Copy every line with the string "ABCD" in it.

[START Task input]

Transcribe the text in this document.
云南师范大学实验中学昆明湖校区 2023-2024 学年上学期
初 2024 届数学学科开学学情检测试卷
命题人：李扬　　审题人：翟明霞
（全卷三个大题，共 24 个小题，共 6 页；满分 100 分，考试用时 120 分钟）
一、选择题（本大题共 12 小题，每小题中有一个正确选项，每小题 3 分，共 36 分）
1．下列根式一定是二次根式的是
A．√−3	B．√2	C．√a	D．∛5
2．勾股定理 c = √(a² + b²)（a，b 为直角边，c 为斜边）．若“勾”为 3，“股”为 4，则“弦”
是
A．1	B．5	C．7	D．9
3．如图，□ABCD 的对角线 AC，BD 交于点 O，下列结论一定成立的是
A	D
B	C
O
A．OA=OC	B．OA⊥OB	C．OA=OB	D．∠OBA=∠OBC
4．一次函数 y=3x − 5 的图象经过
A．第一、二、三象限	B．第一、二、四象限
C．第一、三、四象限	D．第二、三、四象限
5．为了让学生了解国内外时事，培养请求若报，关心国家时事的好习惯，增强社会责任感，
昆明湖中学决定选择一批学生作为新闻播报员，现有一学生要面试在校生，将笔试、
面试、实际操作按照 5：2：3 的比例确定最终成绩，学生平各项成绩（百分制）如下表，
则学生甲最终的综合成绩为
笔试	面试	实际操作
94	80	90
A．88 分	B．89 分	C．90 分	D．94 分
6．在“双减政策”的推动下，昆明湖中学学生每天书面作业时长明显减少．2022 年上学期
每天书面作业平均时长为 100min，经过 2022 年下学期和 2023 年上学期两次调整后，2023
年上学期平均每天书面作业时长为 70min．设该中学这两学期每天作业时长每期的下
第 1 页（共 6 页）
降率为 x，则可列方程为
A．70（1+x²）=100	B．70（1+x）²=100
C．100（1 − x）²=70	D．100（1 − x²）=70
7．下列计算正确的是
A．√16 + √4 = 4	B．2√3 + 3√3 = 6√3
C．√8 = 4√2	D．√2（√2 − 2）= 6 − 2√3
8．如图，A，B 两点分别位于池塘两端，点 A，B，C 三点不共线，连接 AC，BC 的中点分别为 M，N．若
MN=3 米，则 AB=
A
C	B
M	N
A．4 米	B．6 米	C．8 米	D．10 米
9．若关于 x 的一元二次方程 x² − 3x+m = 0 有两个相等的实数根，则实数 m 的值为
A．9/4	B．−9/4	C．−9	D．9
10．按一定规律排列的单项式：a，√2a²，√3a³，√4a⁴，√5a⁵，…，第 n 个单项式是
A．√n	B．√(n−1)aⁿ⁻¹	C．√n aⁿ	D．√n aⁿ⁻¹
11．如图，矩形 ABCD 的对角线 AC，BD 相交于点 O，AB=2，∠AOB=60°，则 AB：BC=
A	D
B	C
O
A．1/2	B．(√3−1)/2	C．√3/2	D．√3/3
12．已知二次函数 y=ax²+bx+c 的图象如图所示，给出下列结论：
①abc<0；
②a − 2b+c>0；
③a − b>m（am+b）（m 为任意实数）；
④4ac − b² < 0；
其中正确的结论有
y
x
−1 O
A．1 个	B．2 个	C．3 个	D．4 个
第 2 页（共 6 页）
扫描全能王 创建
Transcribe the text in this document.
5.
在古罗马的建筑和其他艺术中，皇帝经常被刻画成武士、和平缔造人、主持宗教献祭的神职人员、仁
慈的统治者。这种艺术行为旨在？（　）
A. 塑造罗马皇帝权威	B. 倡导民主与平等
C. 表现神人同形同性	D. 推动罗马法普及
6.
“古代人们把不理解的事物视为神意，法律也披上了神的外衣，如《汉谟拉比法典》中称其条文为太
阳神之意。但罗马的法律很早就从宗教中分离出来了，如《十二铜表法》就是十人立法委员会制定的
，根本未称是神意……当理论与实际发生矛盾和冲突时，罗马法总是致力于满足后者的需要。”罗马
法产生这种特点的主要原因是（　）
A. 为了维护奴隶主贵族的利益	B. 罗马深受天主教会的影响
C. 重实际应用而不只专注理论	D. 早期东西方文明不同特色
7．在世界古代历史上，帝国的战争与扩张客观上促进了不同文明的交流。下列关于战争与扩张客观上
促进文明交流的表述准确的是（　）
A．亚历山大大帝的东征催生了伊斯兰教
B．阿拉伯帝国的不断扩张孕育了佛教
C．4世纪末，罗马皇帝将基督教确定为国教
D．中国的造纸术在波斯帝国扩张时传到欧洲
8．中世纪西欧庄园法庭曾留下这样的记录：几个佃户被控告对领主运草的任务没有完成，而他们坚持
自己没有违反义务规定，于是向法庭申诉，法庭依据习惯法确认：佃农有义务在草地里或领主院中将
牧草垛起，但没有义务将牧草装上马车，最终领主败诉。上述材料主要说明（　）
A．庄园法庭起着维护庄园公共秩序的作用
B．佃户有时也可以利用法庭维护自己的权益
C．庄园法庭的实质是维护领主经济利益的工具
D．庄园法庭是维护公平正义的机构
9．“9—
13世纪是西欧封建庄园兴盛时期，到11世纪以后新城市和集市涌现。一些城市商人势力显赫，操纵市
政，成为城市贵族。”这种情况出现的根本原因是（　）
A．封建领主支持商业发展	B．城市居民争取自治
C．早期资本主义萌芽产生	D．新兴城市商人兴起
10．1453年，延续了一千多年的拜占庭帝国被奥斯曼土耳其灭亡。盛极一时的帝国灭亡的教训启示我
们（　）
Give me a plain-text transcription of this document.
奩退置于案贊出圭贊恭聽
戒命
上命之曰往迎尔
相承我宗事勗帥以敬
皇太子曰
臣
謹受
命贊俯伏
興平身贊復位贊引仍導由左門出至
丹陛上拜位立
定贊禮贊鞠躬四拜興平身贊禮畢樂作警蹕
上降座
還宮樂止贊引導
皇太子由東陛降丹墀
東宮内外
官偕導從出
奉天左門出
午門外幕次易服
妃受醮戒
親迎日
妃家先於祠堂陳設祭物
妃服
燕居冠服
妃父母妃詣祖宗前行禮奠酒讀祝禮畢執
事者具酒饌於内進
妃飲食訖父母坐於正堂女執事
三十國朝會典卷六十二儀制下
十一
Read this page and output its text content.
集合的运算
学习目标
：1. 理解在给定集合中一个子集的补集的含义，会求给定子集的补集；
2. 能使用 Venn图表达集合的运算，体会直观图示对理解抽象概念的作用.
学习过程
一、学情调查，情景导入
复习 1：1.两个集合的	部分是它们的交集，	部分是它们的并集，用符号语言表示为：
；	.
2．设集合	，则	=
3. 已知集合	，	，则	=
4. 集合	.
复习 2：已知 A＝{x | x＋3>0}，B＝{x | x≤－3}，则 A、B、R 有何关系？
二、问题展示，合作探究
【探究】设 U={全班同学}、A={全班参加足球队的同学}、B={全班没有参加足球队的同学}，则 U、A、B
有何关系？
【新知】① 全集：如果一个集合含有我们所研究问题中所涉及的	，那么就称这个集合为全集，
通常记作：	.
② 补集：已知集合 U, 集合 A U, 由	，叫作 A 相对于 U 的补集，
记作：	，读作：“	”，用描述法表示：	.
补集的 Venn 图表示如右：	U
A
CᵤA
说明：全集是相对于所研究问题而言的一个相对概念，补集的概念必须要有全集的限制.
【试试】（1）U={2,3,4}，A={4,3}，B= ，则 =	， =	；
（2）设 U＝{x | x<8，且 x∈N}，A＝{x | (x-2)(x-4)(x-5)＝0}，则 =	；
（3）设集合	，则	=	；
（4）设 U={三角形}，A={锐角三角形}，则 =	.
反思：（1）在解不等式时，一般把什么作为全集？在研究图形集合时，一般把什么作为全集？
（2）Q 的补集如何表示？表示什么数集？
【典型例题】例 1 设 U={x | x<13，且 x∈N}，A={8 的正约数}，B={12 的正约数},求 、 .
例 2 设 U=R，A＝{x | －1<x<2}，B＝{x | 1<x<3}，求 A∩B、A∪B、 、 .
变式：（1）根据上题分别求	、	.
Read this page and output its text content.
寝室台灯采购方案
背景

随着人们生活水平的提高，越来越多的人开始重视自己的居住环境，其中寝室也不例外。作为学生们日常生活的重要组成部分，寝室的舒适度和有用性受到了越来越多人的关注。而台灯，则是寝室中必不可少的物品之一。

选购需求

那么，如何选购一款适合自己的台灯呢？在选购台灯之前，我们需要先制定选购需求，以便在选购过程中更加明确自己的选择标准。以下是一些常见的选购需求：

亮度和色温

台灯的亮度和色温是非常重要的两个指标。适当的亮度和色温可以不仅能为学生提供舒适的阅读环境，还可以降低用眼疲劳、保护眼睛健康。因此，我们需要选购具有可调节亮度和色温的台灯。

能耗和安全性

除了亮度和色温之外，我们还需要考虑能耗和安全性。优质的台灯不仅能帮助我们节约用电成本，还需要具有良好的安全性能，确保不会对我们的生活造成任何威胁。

[END Task input]

Full output:
3．如图，□ABCD 的对角线 AC，BD 交于点 O，下列结论一定成立的是
11．如图，矩形 ABCD 的对角线 AC，BD 相交于点 O，AB=2，∠AOB=60°，则 AB：BC=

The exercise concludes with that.